## WORK TO BE COMPLETED
Your task is to copy each line that has the word "time".

***** TASK MATERIAL

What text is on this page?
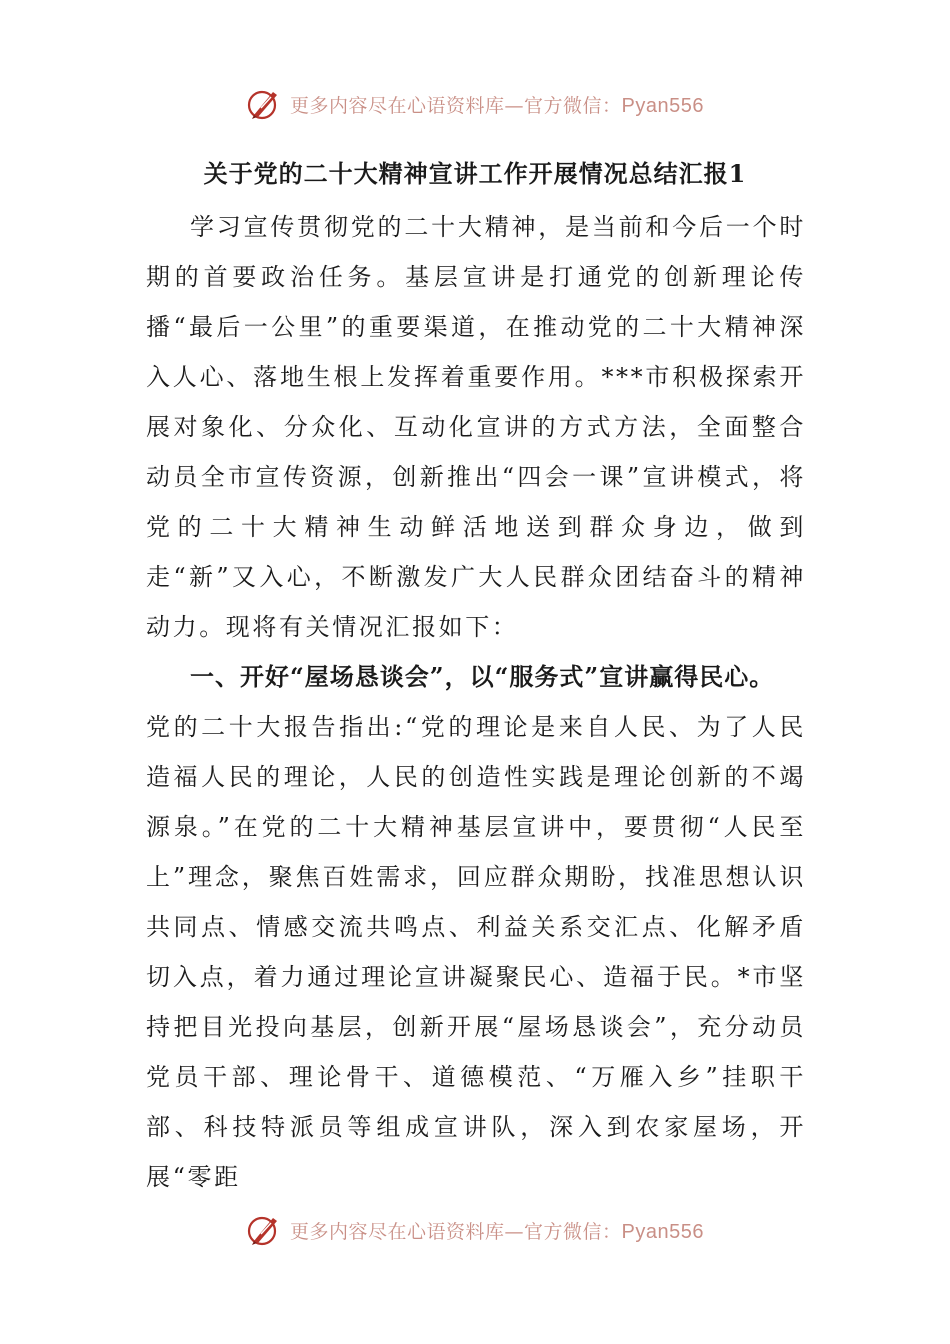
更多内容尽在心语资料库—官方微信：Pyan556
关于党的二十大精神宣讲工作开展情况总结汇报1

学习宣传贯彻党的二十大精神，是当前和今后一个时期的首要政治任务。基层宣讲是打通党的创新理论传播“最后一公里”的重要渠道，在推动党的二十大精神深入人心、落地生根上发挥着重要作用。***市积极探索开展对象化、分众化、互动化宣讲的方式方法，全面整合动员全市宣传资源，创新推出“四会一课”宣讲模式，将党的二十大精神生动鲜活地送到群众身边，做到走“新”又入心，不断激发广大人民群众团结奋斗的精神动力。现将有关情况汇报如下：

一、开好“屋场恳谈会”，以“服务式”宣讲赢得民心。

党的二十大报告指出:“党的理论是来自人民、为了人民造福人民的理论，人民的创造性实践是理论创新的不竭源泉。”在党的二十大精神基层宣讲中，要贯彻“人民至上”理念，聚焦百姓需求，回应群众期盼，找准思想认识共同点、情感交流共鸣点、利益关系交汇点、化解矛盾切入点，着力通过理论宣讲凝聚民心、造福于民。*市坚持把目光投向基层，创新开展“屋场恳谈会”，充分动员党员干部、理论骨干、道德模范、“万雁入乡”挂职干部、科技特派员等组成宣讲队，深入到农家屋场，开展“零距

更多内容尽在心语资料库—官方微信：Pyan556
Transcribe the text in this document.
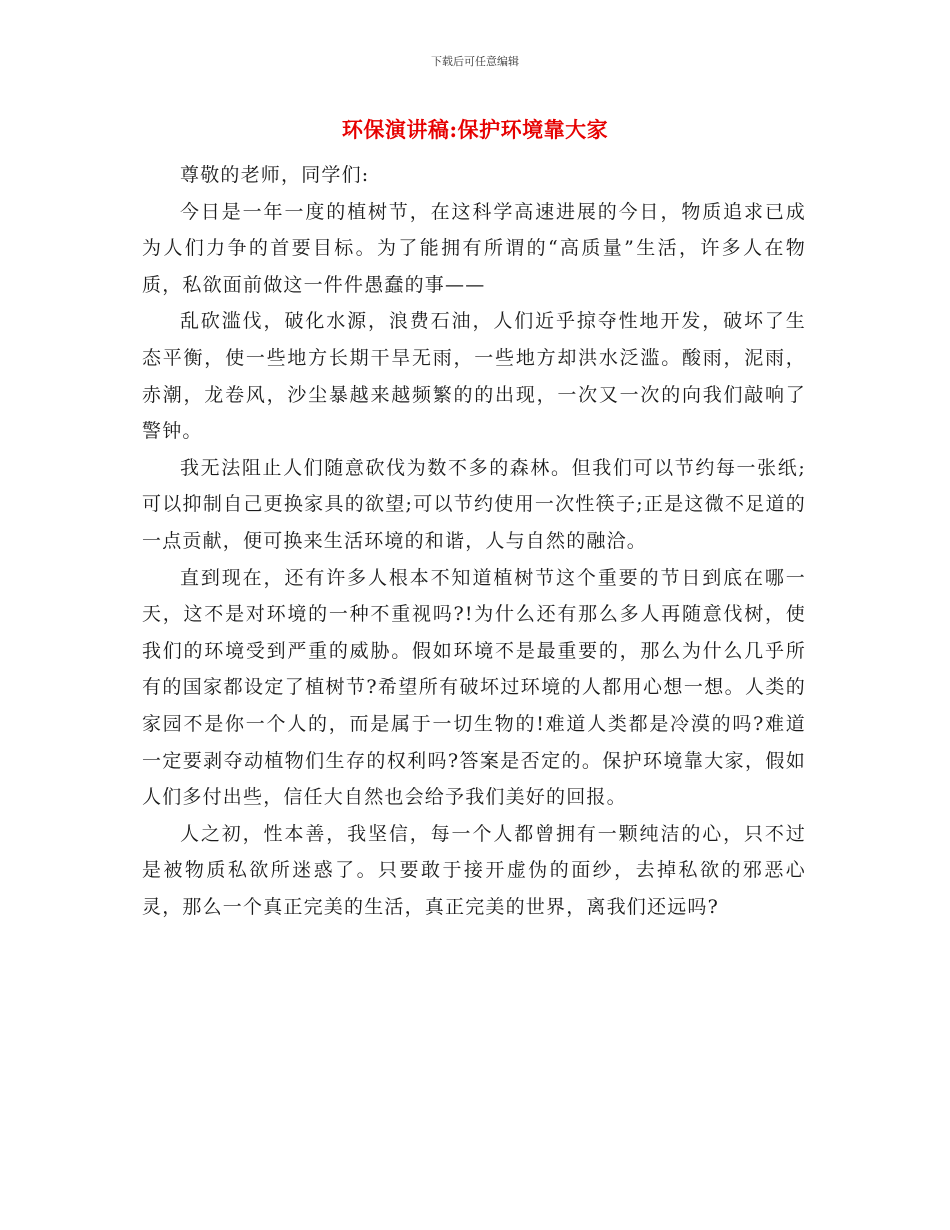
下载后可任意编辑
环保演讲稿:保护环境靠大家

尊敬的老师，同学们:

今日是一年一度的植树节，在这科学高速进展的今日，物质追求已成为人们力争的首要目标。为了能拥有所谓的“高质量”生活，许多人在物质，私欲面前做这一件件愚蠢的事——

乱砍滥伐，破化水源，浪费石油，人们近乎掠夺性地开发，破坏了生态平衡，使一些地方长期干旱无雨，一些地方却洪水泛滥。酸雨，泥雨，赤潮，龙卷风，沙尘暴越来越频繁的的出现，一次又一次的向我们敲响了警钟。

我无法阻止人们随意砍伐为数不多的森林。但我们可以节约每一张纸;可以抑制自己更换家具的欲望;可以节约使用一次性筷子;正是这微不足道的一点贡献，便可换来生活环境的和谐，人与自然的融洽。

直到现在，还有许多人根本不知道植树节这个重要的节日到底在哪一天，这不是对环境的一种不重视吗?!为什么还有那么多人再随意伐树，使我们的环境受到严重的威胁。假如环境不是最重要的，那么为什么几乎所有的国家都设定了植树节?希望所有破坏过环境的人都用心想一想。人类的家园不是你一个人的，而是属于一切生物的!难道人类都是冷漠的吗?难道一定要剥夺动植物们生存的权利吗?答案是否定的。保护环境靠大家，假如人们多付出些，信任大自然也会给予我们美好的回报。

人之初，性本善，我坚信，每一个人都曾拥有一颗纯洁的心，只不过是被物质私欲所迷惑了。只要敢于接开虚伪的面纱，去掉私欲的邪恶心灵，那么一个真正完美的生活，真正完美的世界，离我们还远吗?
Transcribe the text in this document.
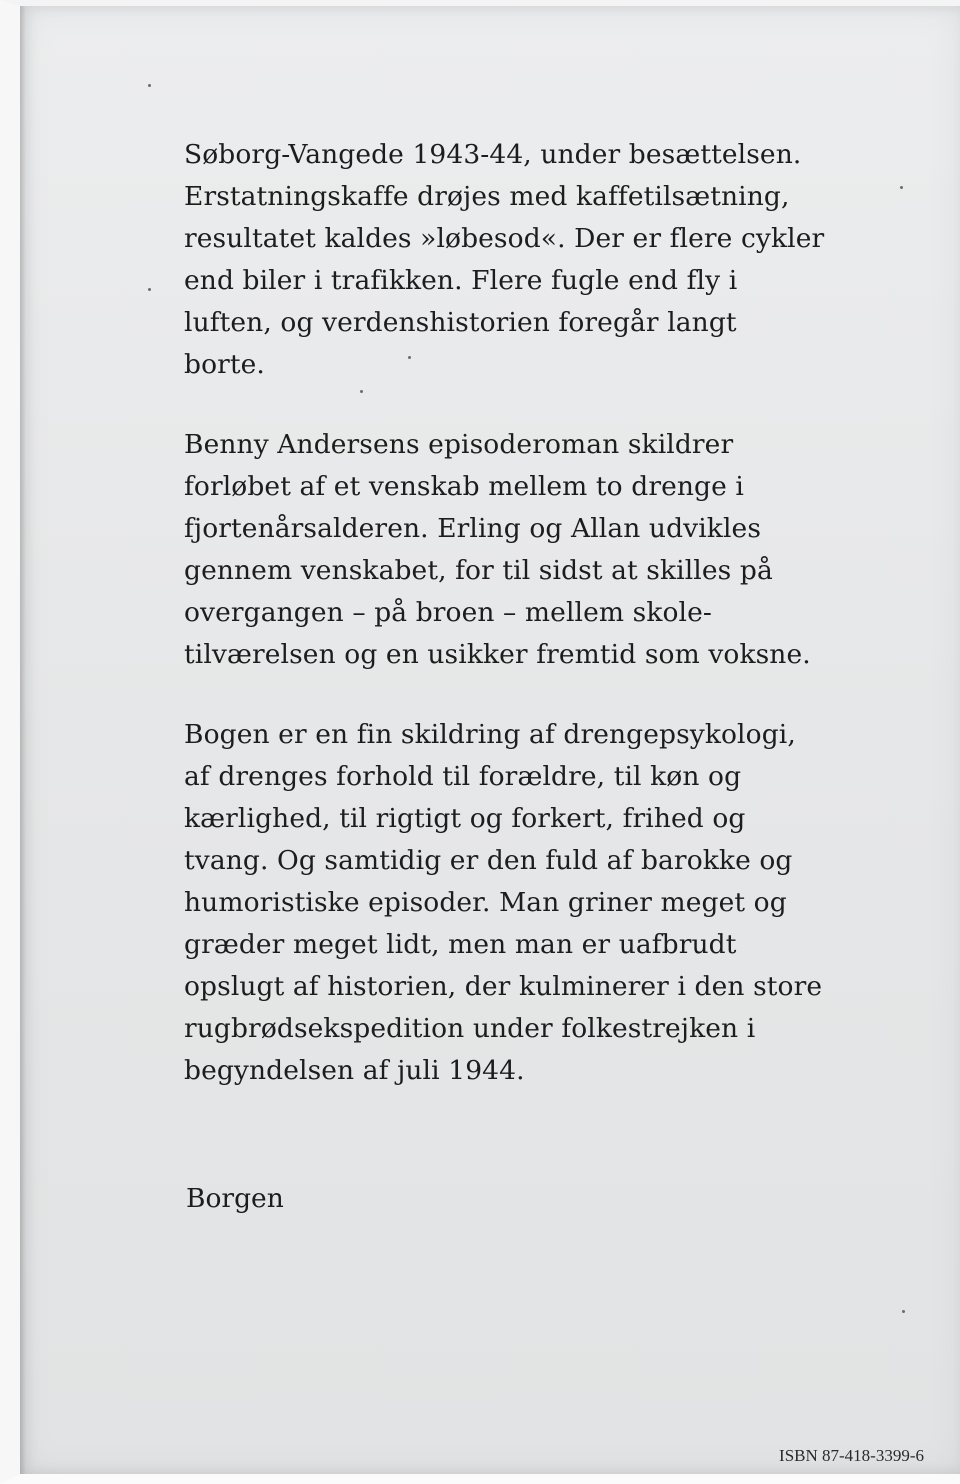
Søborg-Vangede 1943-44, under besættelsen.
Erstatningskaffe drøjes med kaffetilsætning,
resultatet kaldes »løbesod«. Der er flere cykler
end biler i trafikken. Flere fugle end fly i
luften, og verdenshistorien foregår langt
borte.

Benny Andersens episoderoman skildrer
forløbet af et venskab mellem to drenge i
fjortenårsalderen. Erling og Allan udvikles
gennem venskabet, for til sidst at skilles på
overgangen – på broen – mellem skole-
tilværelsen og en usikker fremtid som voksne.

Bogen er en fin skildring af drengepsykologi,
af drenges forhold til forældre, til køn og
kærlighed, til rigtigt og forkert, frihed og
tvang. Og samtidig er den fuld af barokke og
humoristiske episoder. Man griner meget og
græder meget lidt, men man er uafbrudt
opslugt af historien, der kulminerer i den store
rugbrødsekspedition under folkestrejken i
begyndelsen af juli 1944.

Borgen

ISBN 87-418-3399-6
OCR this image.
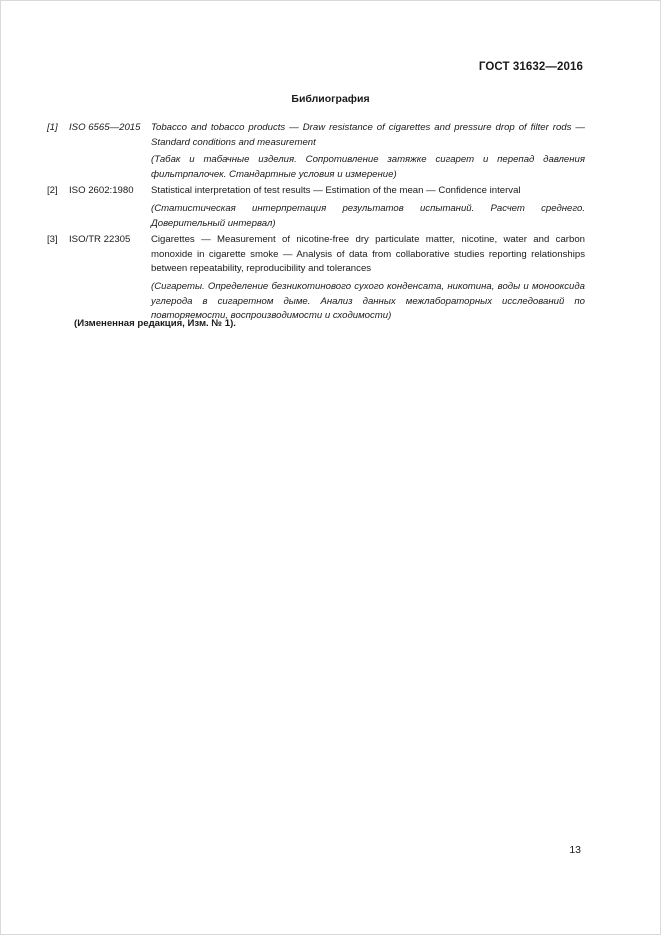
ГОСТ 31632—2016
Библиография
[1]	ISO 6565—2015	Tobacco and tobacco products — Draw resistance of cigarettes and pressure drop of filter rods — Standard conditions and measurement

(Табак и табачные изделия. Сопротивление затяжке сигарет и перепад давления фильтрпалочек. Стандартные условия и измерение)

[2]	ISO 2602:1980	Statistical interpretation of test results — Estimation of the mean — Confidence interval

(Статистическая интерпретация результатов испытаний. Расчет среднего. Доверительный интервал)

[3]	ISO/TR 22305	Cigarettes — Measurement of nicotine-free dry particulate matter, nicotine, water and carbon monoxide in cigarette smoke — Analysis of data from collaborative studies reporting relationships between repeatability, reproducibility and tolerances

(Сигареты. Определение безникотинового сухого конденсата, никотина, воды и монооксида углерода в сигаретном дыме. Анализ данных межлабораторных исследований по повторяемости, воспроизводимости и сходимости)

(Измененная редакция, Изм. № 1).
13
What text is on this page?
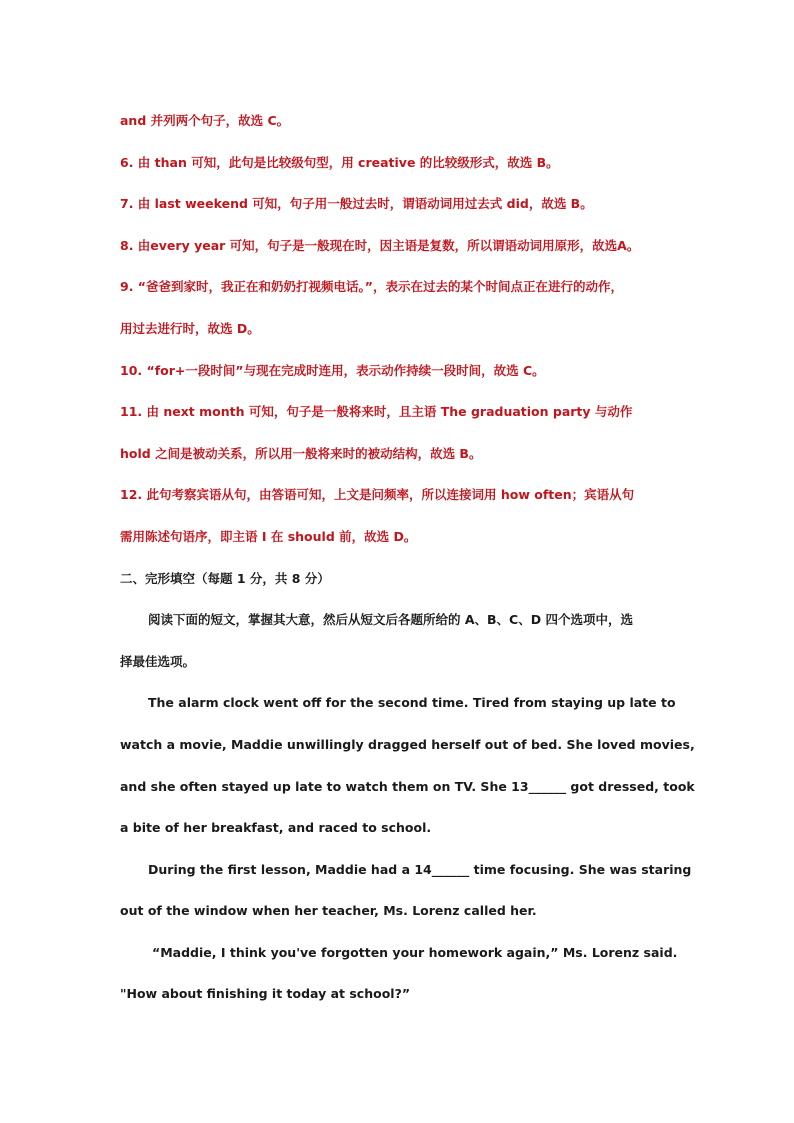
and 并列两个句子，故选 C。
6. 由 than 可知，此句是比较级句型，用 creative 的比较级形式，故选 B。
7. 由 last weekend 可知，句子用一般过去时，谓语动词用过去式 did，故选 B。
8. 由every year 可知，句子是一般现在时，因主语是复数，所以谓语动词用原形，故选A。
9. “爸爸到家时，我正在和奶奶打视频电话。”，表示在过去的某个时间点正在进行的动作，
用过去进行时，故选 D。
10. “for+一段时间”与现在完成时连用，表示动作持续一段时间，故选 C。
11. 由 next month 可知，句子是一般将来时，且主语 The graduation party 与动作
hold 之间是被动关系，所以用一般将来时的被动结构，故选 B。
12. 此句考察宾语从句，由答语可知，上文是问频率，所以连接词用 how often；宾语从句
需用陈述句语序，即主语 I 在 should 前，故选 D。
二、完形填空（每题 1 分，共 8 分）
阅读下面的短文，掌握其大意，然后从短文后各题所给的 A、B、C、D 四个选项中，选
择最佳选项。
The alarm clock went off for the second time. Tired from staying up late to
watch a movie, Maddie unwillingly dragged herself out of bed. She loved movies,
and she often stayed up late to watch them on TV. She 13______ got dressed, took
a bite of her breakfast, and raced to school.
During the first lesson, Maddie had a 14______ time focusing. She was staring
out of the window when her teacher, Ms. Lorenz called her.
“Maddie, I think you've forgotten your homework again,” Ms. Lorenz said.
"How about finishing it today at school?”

**********

## THE OUTPUT
The alarm clock went off for the second time. Tired from staying up late to
During the first lesson, Maddie had a 14______ time focusing. She was staring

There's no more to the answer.